== Challenge ==
Copy out all lines where "methods" appears.

(Data excerpts)
# # # # # # #
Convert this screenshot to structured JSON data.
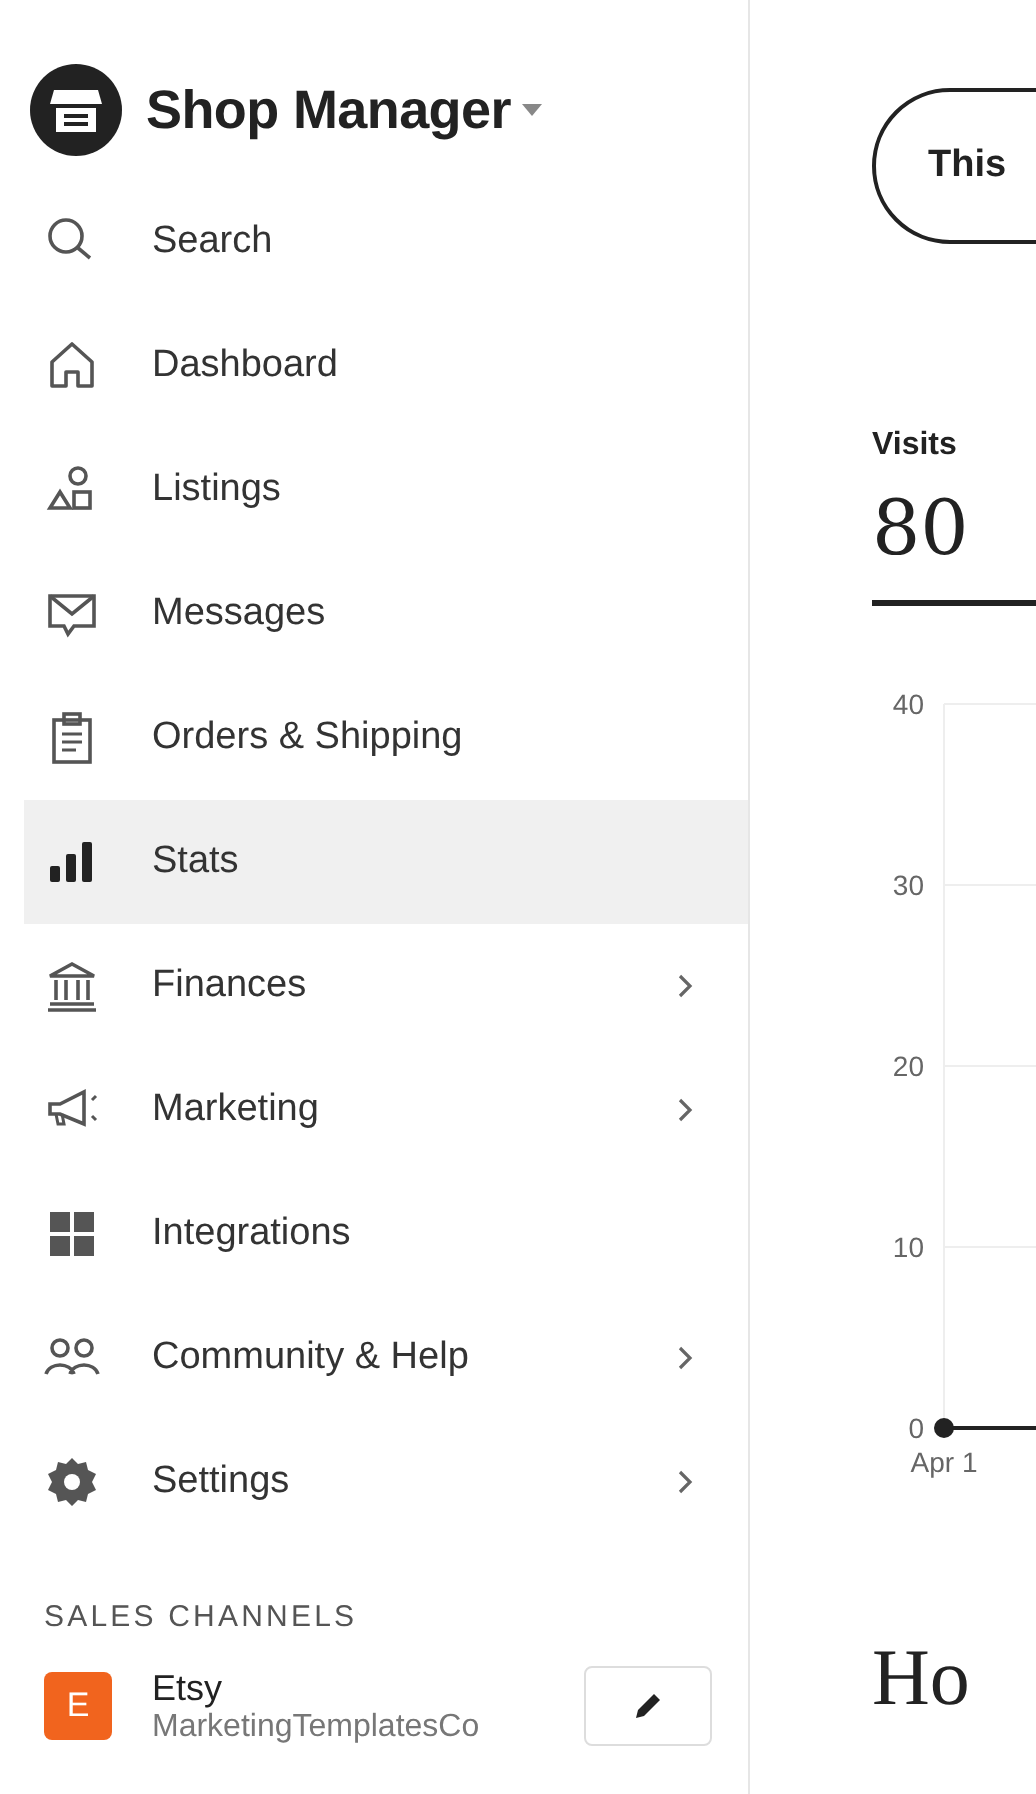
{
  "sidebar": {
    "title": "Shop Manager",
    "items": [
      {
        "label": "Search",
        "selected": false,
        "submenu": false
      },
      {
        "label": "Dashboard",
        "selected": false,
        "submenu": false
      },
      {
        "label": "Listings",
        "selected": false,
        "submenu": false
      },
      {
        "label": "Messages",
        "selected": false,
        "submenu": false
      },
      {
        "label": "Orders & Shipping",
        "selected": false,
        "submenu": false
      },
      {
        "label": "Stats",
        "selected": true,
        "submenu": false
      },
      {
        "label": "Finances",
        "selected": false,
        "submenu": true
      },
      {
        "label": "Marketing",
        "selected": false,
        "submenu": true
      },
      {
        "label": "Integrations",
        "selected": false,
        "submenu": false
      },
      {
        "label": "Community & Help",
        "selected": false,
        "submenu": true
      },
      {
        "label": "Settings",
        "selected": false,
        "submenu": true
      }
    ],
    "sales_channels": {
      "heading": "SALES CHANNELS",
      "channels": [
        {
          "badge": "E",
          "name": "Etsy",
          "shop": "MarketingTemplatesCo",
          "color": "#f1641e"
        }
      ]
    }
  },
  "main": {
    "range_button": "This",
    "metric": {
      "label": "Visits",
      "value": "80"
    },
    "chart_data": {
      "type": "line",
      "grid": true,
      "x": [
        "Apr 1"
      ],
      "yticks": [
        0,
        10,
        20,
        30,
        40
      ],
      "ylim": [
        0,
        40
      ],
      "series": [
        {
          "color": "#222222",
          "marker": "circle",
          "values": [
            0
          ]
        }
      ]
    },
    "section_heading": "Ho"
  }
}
# # # # # # #
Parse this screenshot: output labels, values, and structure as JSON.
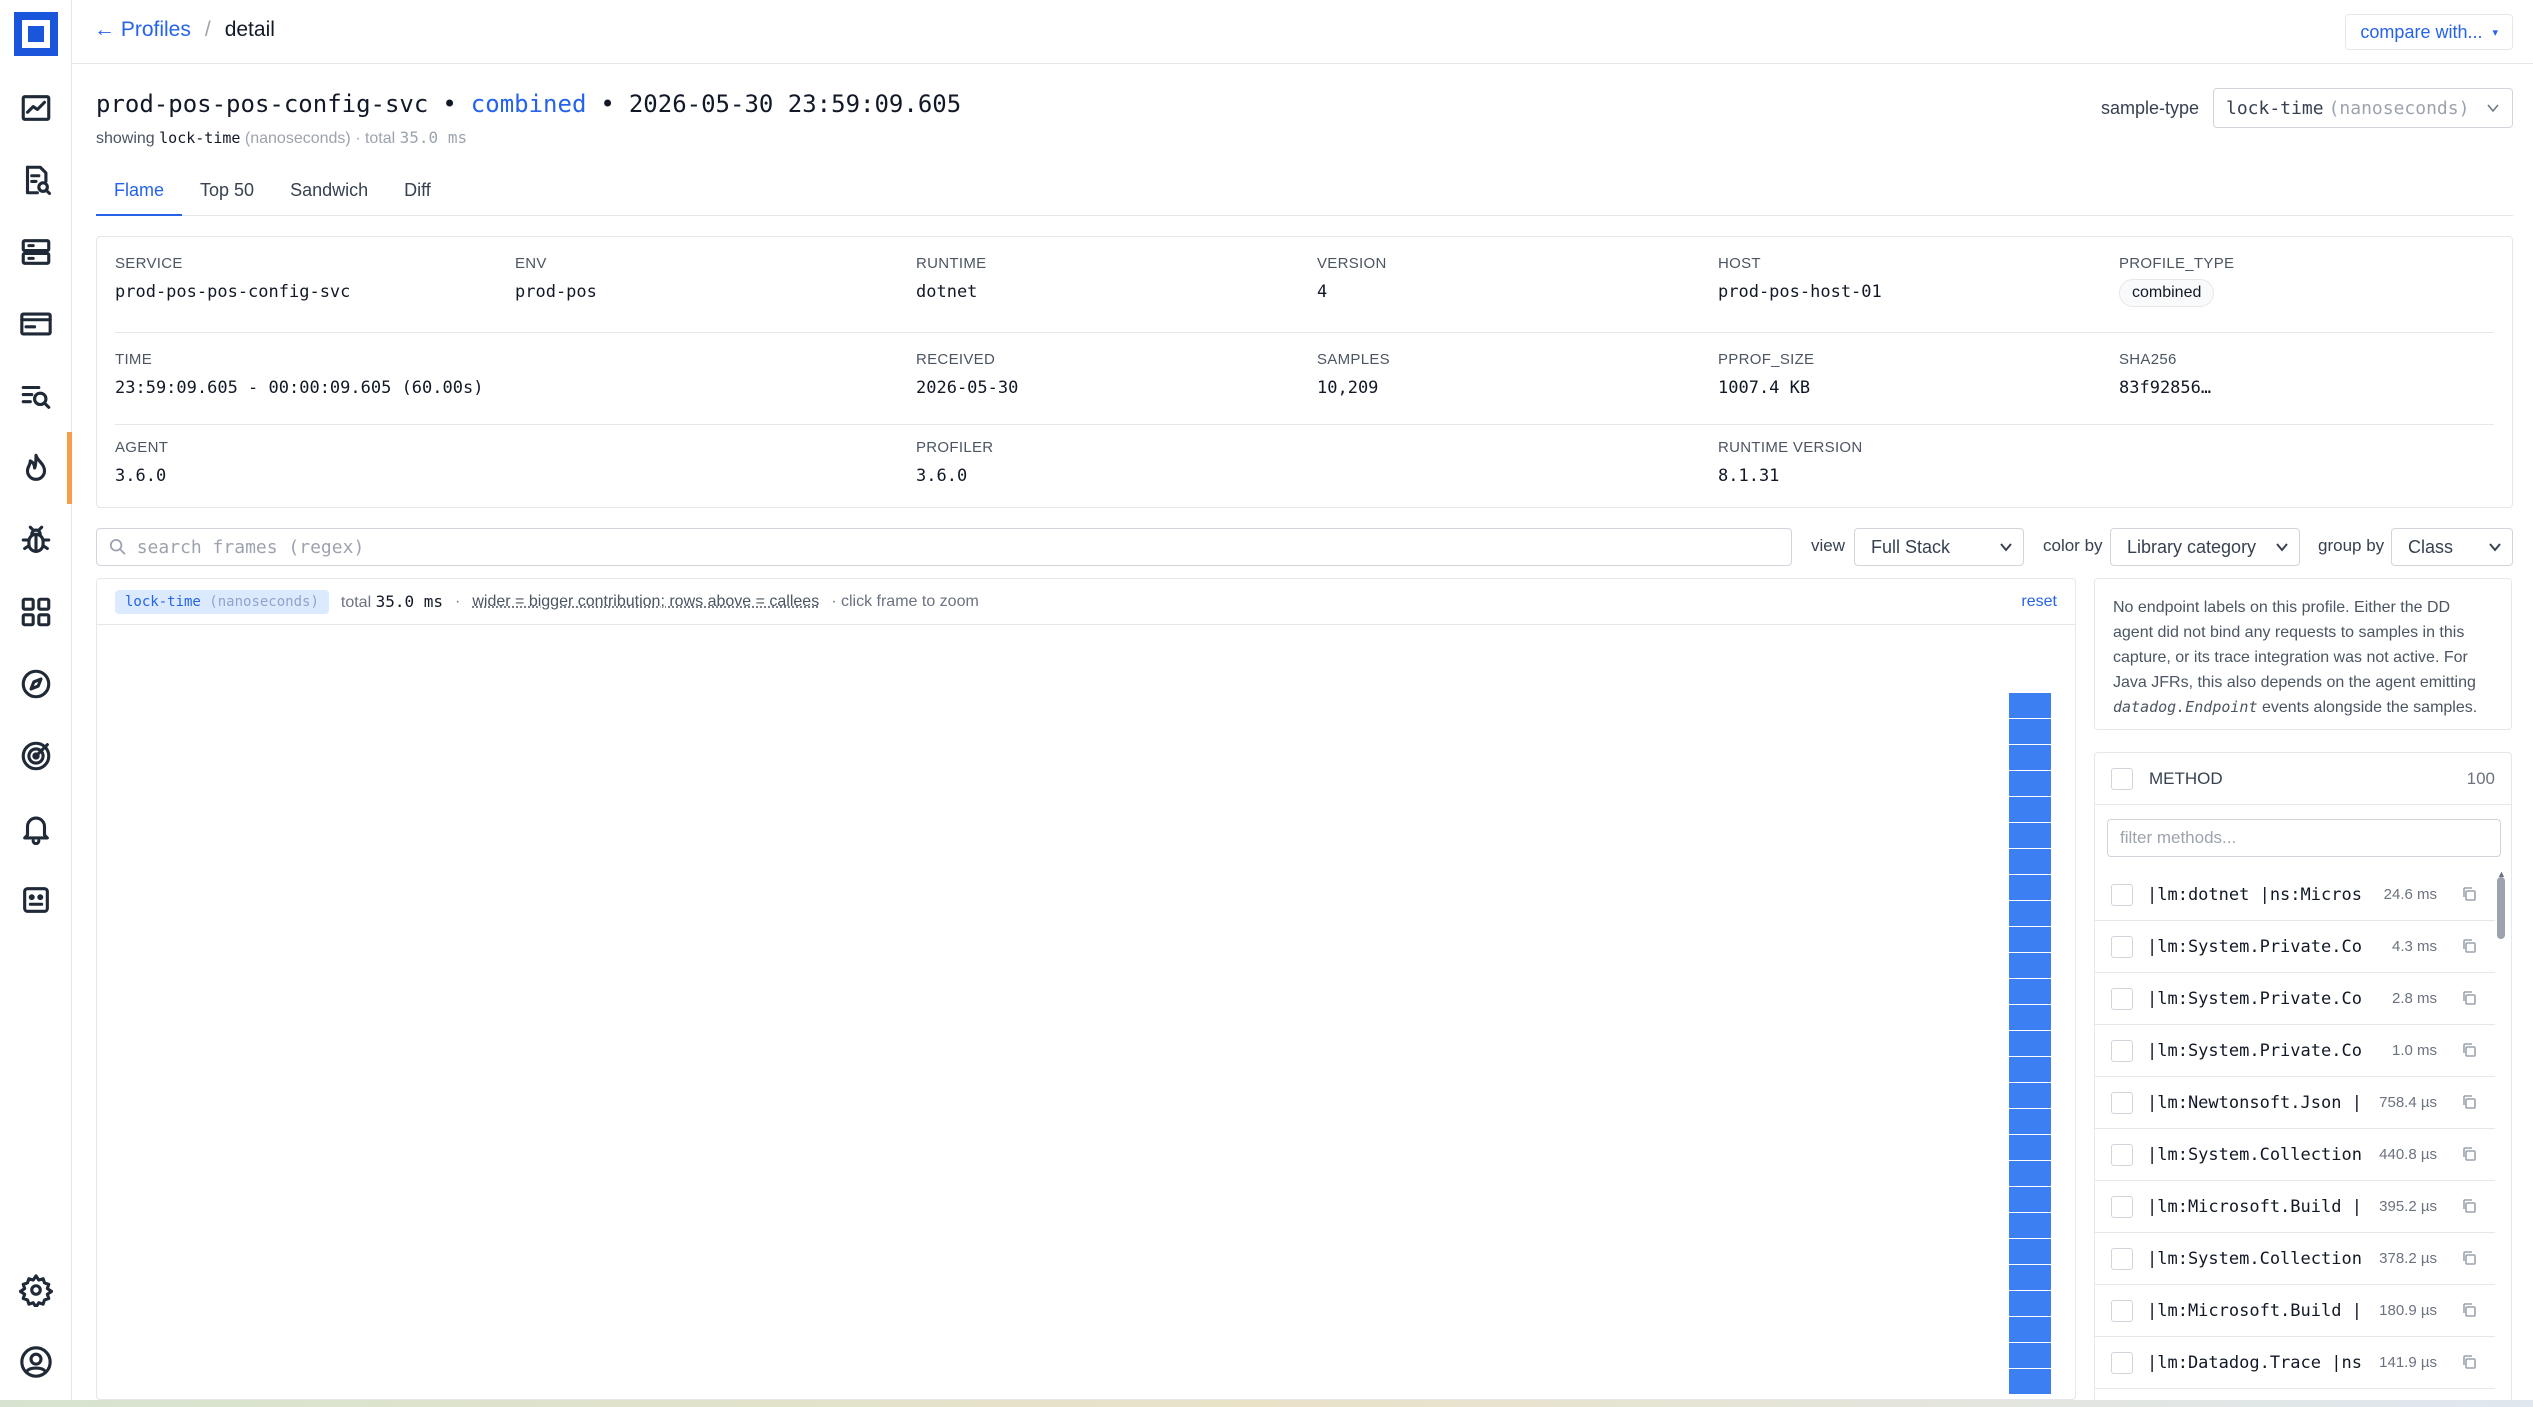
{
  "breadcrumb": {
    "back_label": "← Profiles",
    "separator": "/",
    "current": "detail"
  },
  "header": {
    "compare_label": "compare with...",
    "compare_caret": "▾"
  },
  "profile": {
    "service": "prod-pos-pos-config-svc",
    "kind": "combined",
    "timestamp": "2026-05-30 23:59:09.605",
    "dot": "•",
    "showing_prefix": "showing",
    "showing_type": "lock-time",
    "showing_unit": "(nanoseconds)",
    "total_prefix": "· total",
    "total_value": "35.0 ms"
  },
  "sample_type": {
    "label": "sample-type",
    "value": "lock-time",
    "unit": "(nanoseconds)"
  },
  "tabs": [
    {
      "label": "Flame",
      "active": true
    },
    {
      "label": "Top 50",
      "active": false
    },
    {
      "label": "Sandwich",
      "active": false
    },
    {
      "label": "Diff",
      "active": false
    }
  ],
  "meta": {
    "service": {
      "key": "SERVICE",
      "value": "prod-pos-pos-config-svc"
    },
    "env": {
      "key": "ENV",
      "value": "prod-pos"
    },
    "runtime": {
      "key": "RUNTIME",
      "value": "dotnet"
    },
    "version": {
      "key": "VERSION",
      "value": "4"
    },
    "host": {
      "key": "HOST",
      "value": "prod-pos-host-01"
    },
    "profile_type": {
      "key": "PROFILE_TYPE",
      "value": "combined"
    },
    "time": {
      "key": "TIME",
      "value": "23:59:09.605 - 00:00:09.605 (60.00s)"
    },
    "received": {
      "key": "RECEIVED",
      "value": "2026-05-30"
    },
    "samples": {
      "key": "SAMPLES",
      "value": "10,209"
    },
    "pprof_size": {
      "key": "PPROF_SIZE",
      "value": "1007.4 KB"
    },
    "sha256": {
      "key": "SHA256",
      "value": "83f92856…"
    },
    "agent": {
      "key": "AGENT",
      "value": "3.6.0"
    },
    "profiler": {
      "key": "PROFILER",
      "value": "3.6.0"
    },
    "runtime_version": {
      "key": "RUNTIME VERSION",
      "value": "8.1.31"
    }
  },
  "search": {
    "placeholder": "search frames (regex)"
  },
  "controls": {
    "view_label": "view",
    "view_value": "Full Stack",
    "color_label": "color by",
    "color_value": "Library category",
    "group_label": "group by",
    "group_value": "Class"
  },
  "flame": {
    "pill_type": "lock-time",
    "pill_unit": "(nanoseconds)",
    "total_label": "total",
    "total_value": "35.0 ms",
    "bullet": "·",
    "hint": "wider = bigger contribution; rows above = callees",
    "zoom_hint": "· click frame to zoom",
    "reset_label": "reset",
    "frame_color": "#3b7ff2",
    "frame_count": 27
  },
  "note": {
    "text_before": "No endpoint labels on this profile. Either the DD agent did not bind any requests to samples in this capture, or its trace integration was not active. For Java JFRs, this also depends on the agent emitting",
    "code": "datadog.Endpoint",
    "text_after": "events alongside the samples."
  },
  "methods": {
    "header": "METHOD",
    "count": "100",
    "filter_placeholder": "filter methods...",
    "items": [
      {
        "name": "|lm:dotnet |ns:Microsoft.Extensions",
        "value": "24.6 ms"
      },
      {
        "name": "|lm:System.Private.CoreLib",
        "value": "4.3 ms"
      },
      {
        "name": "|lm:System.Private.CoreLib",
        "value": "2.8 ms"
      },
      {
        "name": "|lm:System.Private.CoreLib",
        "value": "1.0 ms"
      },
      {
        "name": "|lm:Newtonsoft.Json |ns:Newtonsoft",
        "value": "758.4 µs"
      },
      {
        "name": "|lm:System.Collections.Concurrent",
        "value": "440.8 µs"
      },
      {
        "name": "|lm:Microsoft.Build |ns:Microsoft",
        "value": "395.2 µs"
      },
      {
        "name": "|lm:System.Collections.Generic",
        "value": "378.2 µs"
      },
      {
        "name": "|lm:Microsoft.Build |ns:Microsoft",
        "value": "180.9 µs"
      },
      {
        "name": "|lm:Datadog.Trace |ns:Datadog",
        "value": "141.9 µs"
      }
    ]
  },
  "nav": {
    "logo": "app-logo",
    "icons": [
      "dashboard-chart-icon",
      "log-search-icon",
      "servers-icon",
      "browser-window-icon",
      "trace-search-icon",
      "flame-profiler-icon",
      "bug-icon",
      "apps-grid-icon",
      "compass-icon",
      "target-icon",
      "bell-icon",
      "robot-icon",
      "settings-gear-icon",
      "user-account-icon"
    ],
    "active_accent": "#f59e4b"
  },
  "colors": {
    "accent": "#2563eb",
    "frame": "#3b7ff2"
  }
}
# # # # # # #
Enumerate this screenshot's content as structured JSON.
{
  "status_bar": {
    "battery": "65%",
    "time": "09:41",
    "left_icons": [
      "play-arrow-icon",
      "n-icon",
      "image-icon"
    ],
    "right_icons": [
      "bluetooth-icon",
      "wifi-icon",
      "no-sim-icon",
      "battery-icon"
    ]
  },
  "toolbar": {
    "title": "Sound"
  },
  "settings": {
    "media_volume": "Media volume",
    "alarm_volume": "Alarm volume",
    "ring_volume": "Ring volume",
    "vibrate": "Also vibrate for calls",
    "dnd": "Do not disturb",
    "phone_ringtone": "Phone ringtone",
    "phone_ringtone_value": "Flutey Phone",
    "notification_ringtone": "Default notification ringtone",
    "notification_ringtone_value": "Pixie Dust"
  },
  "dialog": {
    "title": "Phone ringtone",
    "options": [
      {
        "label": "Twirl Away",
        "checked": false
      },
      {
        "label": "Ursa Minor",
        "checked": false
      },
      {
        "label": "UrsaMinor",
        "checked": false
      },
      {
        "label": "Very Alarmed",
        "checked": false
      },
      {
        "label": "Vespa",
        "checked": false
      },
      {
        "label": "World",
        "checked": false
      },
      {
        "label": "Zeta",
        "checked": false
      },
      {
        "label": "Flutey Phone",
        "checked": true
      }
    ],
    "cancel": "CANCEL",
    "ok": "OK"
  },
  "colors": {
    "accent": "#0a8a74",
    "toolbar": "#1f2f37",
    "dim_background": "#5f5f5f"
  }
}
# # # # # # #
== Correct result ==
  "methods": {
    "filter_placeholder": "filter methods...",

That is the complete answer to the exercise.